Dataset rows

################

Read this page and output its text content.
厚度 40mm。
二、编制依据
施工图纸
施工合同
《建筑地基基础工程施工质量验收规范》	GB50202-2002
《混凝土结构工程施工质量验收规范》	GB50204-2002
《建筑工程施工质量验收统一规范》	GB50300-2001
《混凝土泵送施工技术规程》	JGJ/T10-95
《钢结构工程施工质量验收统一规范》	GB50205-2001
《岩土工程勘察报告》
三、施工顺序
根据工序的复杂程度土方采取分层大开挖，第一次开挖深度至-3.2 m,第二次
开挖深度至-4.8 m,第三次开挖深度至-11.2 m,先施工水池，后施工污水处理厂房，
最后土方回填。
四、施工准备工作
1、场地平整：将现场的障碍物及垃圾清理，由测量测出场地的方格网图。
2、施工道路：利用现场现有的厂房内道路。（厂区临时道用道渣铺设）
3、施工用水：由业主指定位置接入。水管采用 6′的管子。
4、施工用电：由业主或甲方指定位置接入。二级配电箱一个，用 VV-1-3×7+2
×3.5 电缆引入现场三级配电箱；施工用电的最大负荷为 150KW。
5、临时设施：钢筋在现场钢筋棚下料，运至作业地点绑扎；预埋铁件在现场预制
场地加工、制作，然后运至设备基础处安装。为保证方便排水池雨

################

- **What the exercise asks**
Exactly reproduce every line found in the records.

- **Worked answer**
Read this page and output its text content.
厚度 40mm。
二、编制依据
施工图纸
施工合同
《建筑地基基础工程施工质量验收规范》	GB50202-2002
《混凝土结构工程施工质量验收规范》	GB50204-2002
《建筑工程施工质量验收统一规范》	GB50300-2001
《混凝土泵送施工技术规程》	JGJ/T10-95
《钢结构工程施工质量验收统一规范》	GB50205-2001
《岩土工程勘察报告》
三、施工顺序
根据工序的复杂程度土方采取分层大开挖，第一次开挖深度至-3.2 m,第二次
开挖深度至-4.8 m,第三次开挖深度至-11.2 m,先施工水池，后施工污水处理厂房，
最后土方回填。
四、施工准备工作
1、场地平整：将现场的障碍物及垃圾清理，由测量测出场地的方格网图。
2、施工道路：利用现场现有的厂房内道路。（厂区临时道用道渣铺设）
3、施工用水：由业主指定位置接入。水管采用 6′的管子。
4、施工用电：由业主或甲方指定位置接入。二级配电箱一个，用 VV-1-3×7+2
×3.5 电缆引入现场三级配电箱；施工用电的最大负荷为 150KW。
5、临时设施：钢筋在现场钢筋棚下料，运至作业地点绑扎；预埋铁件在现场预制
场地加工、制作，然后运至设备基础处安装。为保证方便排水池雨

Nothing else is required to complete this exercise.